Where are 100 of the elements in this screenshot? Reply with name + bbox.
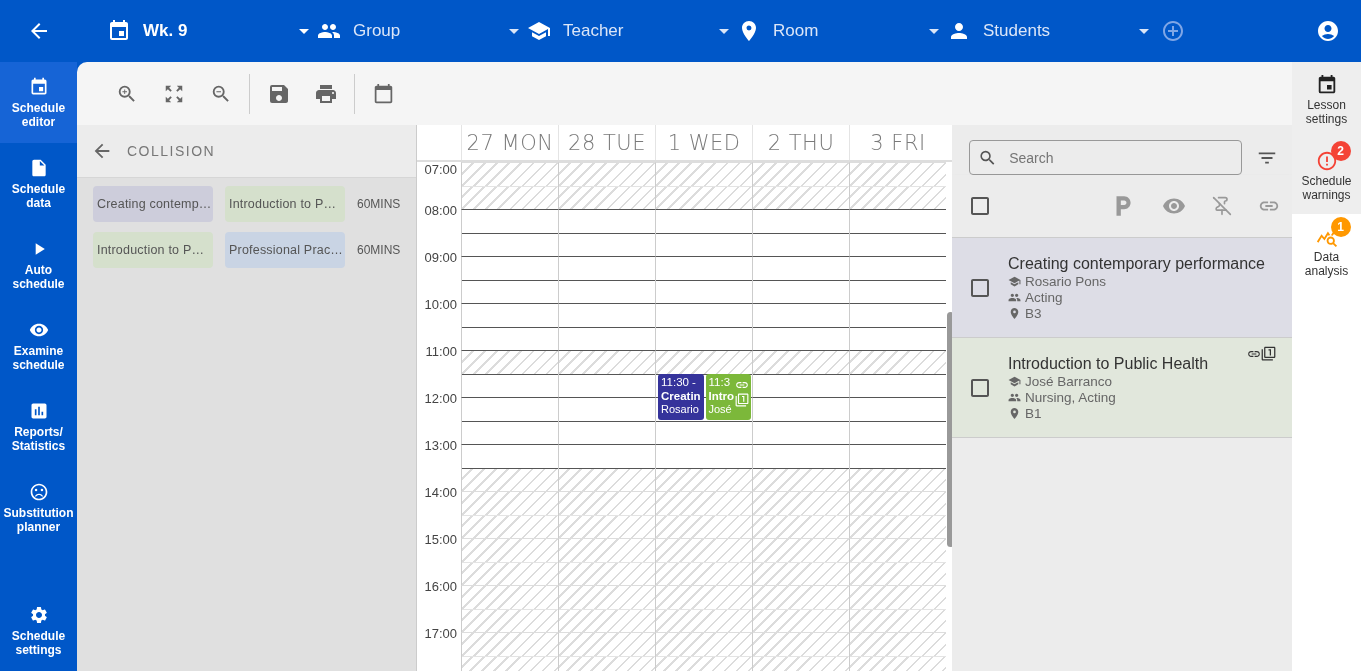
teacher-name: José Barranco bbox=[1025, 373, 1113, 389]
time-slot[interactable] bbox=[752, 397, 849, 444]
sidebar-item[interactable]: Schedule data bbox=[0, 143, 77, 224]
lesson-chip[interactable]: Introduction to P… bbox=[93, 231, 213, 268]
time-slot[interactable] bbox=[752, 209, 849, 256]
time-label: 14:00 bbox=[424, 485, 457, 500]
time-label: 15:00 bbox=[424, 532, 457, 547]
filter-dropdown[interactable]: Room bbox=[737, 19, 947, 43]
collision-title: COLLISION bbox=[127, 143, 216, 159]
lesson-chip[interactable]: Creating contemp… bbox=[93, 185, 213, 222]
filter-label: Teacher bbox=[563, 21, 625, 41]
checkbox[interactable] bbox=[968, 194, 992, 218]
time-label: 12:00 bbox=[424, 391, 457, 406]
time-slot[interactable] bbox=[461, 209, 558, 256]
time-slot[interactable] bbox=[849, 303, 946, 350]
sidebar-item[interactable]: Auto schedule bbox=[0, 224, 77, 305]
location-pin-icon bbox=[1008, 406, 1021, 420]
time-slot[interactable] bbox=[558, 209, 655, 256]
settings-icon bbox=[28, 604, 49, 625]
lesson-event[interactable]: 11:30 - Creatin Rosario bbox=[658, 374, 704, 420]
count-badge: 1 bbox=[1330, 217, 1351, 237]
time-slot[interactable] bbox=[849, 350, 946, 397]
numbered-box-icon bbox=[1261, 346, 1276, 361]
sidebar-item[interactable]: Reports/ Statistics bbox=[0, 386, 77, 467]
graduation-cap-icon bbox=[1008, 274, 1021, 288]
time-label: 11:00 bbox=[425, 344, 457, 359]
caret-icon bbox=[929, 28, 939, 34]
sidebar-item[interactable]: Schedule settings bbox=[0, 590, 77, 671]
time-slot[interactable] bbox=[655, 256, 752, 303]
filter-dropdown[interactable]: Group bbox=[317, 19, 527, 43]
filter-label: Wk. 9 bbox=[143, 21, 189, 41]
time-label: 09:00 bbox=[424, 250, 457, 265]
search-field[interactable]: Search bbox=[969, 140, 1242, 175]
time-slot[interactable] bbox=[655, 303, 752, 350]
time-slot[interactable] bbox=[752, 256, 849, 303]
caret-icon bbox=[1139, 28, 1149, 34]
day-header: 2 THU bbox=[752, 125, 849, 160]
account-icon[interactable] bbox=[1316, 19, 1340, 43]
group-name: Acting bbox=[1025, 289, 1063, 305]
sidebar-item[interactable]: Examine schedule bbox=[0, 305, 77, 386]
sidebar-item[interactable]: Substitution planner bbox=[0, 467, 77, 548]
lesson-card[interactable]: Introduction to Public Health José Barranco Nursing, Acting B1 bbox=[952, 338, 1292, 438]
time-slot[interactable] bbox=[752, 444, 849, 491]
time-slot[interactable] bbox=[461, 444, 558, 491]
time-label: 08:00 bbox=[424, 203, 457, 218]
duration: 60MINS bbox=[357, 196, 401, 211]
time-slot[interactable] bbox=[558, 350, 655, 397]
time-slot[interactable] bbox=[558, 444, 655, 491]
calendar-icon[interactable] bbox=[373, 83, 394, 104]
filter-label: Group bbox=[353, 21, 402, 41]
side-panel-tab[interactable]: 2 Schedule warnings bbox=[1292, 138, 1361, 214]
caret-icon bbox=[509, 28, 519, 34]
sad-face-icon bbox=[28, 481, 49, 502]
time-slot[interactable] bbox=[655, 444, 752, 491]
room-name: B1 bbox=[1025, 405, 1042, 421]
time-slot[interactable] bbox=[461, 303, 558, 350]
time-slot[interactable] bbox=[461, 397, 558, 444]
room-name: B3 bbox=[1025, 305, 1042, 321]
caret-icon bbox=[719, 28, 729, 34]
graduation-cap-icon bbox=[1008, 374, 1021, 388]
day-header: 1 WED bbox=[655, 125, 752, 160]
day-header: 28 TUE bbox=[558, 125, 655, 160]
lesson-card[interactable]: Creating contemporary performance Rosario Pons Acting B3 bbox=[952, 238, 1292, 338]
lesson-chip[interactable]: Introduction to P… bbox=[225, 185, 345, 222]
time-slot[interactable] bbox=[849, 256, 946, 303]
calendar-icon bbox=[107, 19, 131, 43]
time-label: 16:00 bbox=[424, 579, 457, 594]
time-slot[interactable] bbox=[655, 209, 752, 256]
filter-dropdown[interactable]: Wk. 9 bbox=[107, 19, 317, 43]
day-header: 27 MON bbox=[461, 125, 558, 160]
sidebar-item[interactable]: Schedule editor bbox=[0, 62, 77, 143]
time-slot[interactable] bbox=[461, 256, 558, 303]
warning-icon bbox=[1315, 150, 1338, 172]
lesson-chip[interactable]: Professional Prac… bbox=[225, 231, 345, 268]
time-label: 10:00 bbox=[424, 297, 457, 312]
group-name: Nursing, Acting bbox=[1025, 389, 1116, 405]
time-slot[interactable] bbox=[849, 444, 946, 491]
count-badge: 2 bbox=[1330, 141, 1351, 161]
time-slot[interactable] bbox=[558, 256, 655, 303]
filter-label: Students bbox=[983, 21, 1052, 41]
time-slot[interactable] bbox=[558, 397, 655, 444]
time-slot[interactable] bbox=[752, 303, 849, 350]
filter-label: Room bbox=[773, 21, 820, 41]
time-slot[interactable] bbox=[752, 350, 849, 397]
time-slot[interactable] bbox=[849, 209, 946, 256]
time-slot[interactable] bbox=[849, 397, 946, 444]
filter-dropdown[interactable]: Students bbox=[947, 19, 1157, 43]
duration: 60MINS bbox=[357, 242, 401, 257]
filter-dropdown[interactable]: Teacher bbox=[527, 19, 737, 43]
caret-icon bbox=[299, 28, 309, 34]
time-label: 07:00 bbox=[424, 162, 457, 177]
day-header: 3 FRI bbox=[849, 125, 946, 160]
scrollbar-thumb[interactable] bbox=[947, 312, 952, 547]
search-input[interactable]: Search bbox=[1007, 148, 1233, 167]
location-pin-icon bbox=[1008, 306, 1021, 320]
time-slot[interactable] bbox=[461, 350, 558, 397]
time-slot[interactable] bbox=[558, 303, 655, 350]
lesson-title: Introduction to Public Health bbox=[1008, 354, 1209, 373]
side-panel-tab[interactable]: Lesson settings bbox=[1292, 62, 1361, 138]
lesson-title: Creating contemporary performance bbox=[1008, 254, 1265, 273]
****************
Render every line of the data above as a numbered list, omitting blank lines and excluding the pictures.

ANSWER TO THE PROBLEM:
1. Where are 100 of the elements in this screenshot? Reply with name + bbox.
2. teacher-name: José Barranco bbox=[1025, 373, 1113, 389]
3. time-slot[interactable] bbox=[752, 397, 849, 444]
4. sidebar-item[interactable]: Schedule data bbox=[0, 143, 77, 224]
5. lesson-chip[interactable]: Introduction to P… bbox=[93, 231, 213, 268]
6. time-slot[interactable] bbox=[752, 209, 849, 256]
7. time-label: 14:00 bbox=[424, 485, 457, 500]
8. time-label: 15:00 bbox=[424, 532, 457, 547]
9. filter-dropdown[interactable]: Room bbox=[737, 19, 947, 43]
10. collision-title: COLLISION bbox=[127, 143, 216, 159]
11. lesson-chip[interactable]: Creating contemp… bbox=[93, 185, 213, 222]
12. filter-label: Teacher bbox=[563, 21, 625, 41]
13. checkbox[interactable] bbox=[968, 194, 992, 218]
14. time-label: 12:00 bbox=[424, 391, 457, 406]
15. time-slot[interactable] bbox=[461, 209, 558, 256]
16. time-slot[interactable] bbox=[849, 303, 946, 350]
17. sidebar-item[interactable]: Auto schedule bbox=[0, 224, 77, 305]
18. location-pin-icon bbox=[1008, 406, 1021, 420]
19. time-slot[interactable] bbox=[558, 209, 655, 256]
20. settings-icon bbox=[28, 604, 49, 625]
21. lesson-event[interactable]: 11:30 - Creatin Rosario bbox=[658, 374, 704, 420]
22. count-badge: 1 bbox=[1330, 217, 1351, 237]
23. time-slot[interactable] bbox=[849, 350, 946, 397]
24. numbered-box-icon bbox=[1261, 346, 1276, 361]
25. sidebar-item[interactable]: Reports/ Statistics bbox=[0, 386, 77, 467]
26. graduation-cap-icon bbox=[1008, 274, 1021, 288]
27. time-label: 11:00 bbox=[425, 344, 457, 359]
28. caret-icon bbox=[929, 28, 939, 34]
29. sidebar-item[interactable]: Schedule settings bbox=[0, 590, 77, 671]
30. time-slot[interactable] bbox=[655, 256, 752, 303]
31. filter-dropdown[interactable]: Group bbox=[317, 19, 527, 43]
32. filter-label: Wk. 9 bbox=[143, 21, 189, 41]
33. time-label: 09:00 bbox=[424, 250, 457, 265]
34. search-field[interactable]: Search bbox=[969, 140, 1242, 175]
35. time-slot[interactable] bbox=[655, 303, 752, 350]
36. time-slot[interactable] bbox=[752, 256, 849, 303]
37. caret-icon bbox=[1139, 28, 1149, 34]
38. day-header: 2 THU bbox=[752, 125, 849, 160]
39. account-icon[interactable] bbox=[1316, 19, 1340, 43]
40. group-name: Acting bbox=[1025, 289, 1063, 305]
41. sidebar-item[interactable]: Examine schedule bbox=[0, 305, 77, 386]
42. sidebar-item[interactable]: Substitution planner bbox=[0, 467, 77, 548]
43. lesson-card[interactable]: Introduction to Public Health José Barranco Nursing, Acting B1 bbox=[952, 338, 1292, 438]
44. time-slot[interactable] bbox=[752, 444, 849, 491]
45. time-slot[interactable] bbox=[461, 444, 558, 491]
46. time-label: 08:00 bbox=[424, 203, 457, 218]
47. duration: 60MINS bbox=[357, 196, 401, 211]
48. time-slot[interactable] bbox=[558, 350, 655, 397]
49. time-slot[interactable] bbox=[558, 444, 655, 491]
50. calendar-icon[interactable] bbox=[373, 83, 394, 104]
51. filter-label: Group bbox=[353, 21, 402, 41]
52. side-panel-tab[interactable]: 2 Schedule warnings bbox=[1292, 138, 1361, 214]
53. caret-icon bbox=[509, 28, 519, 34]
54. sad-face-icon bbox=[28, 481, 49, 502]
55. time-slot[interactable] bbox=[655, 444, 752, 491]
56. room-name: B1 bbox=[1025, 405, 1042, 421]
57. time-slot[interactable] bbox=[461, 303, 558, 350]
58. time-slot[interactable] bbox=[461, 397, 558, 444]
59. room-name: B3 bbox=[1025, 305, 1042, 321]
60. caret-icon bbox=[719, 28, 729, 34]
61. graduation-cap-icon bbox=[1008, 374, 1021, 388]
62. day-header: 1 WED bbox=[655, 125, 752, 160]
63. day-header: 28 TUE bbox=[558, 125, 655, 160]
64. lesson-card[interactable]: Creating contemporary performance Rosario Pons Acting B3 bbox=[952, 238, 1292, 338]
65. lesson-chip[interactable]: Introduction to P… bbox=[225, 185, 345, 222]
66. time-slot[interactable] bbox=[849, 256, 946, 303]
67. calendar-icon bbox=[107, 19, 131, 43]
68. time-label: 16:00 bbox=[424, 579, 457, 594]
69. time-slot[interactable] bbox=[655, 209, 752, 256]
70. filter-dropdown[interactable]: Wk. 9 bbox=[107, 19, 317, 43]
71. day-header: 27 MON bbox=[461, 125, 558, 160]
72. sidebar-item[interactable]: Schedule editor bbox=[0, 62, 77, 143]
73. time-slot[interactable] bbox=[461, 256, 558, 303]
74. warning-icon bbox=[1315, 150, 1338, 172]
75. lesson-chip[interactable]: Professional Prac… bbox=[225, 231, 345, 268]
76. time-label: 10:00 bbox=[424, 297, 457, 312]
77. group-name: Nursing, Acting bbox=[1025, 389, 1116, 405]
78. time-slot[interactable] bbox=[849, 444, 946, 491]
79. count-badge: 2 bbox=[1330, 141, 1351, 161]
80. time-slot[interactable] bbox=[558, 256, 655, 303]
81. filter-label: Students bbox=[983, 21, 1052, 41]
82. time-slot[interactable] bbox=[558, 397, 655, 444]
83. time-slot[interactable] bbox=[752, 303, 849, 350]
84. filter-label: Room bbox=[773, 21, 820, 41]
85. time-slot[interactable] bbox=[752, 350, 849, 397]
86. time-slot[interactable] bbox=[849, 209, 946, 256]
87. time-slot[interactable] bbox=[849, 397, 946, 444]
88. filter-dropdown[interactable]: Students bbox=[947, 19, 1157, 43]
89. duration: 60MINS bbox=[357, 242, 401, 257]
90. filter-dropdown[interactable]: Teacher bbox=[527, 19, 737, 43]
91. caret-icon bbox=[299, 28, 309, 34]
92. time-label: 07:00 bbox=[424, 162, 457, 177]
93. day-header: 3 FRI bbox=[849, 125, 946, 160]
94. scrollbar-thumb[interactable] bbox=[947, 312, 952, 547]
95. search-input[interactable]: Search bbox=[1007, 148, 1233, 167]
96. location-pin-icon bbox=[1008, 306, 1021, 320]
97. time-slot[interactable] bbox=[461, 350, 558, 397]
98. time-slot[interactable] bbox=[558, 303, 655, 350]
99. lesson-title: Introduction to Public Health bbox=[1008, 354, 1209, 373]
100. side-panel-tab[interactable]: Lesson settings bbox=[1292, 62, 1361, 138]
101. lesson-title: Creating contemporary performance bbox=[1008, 254, 1265, 273]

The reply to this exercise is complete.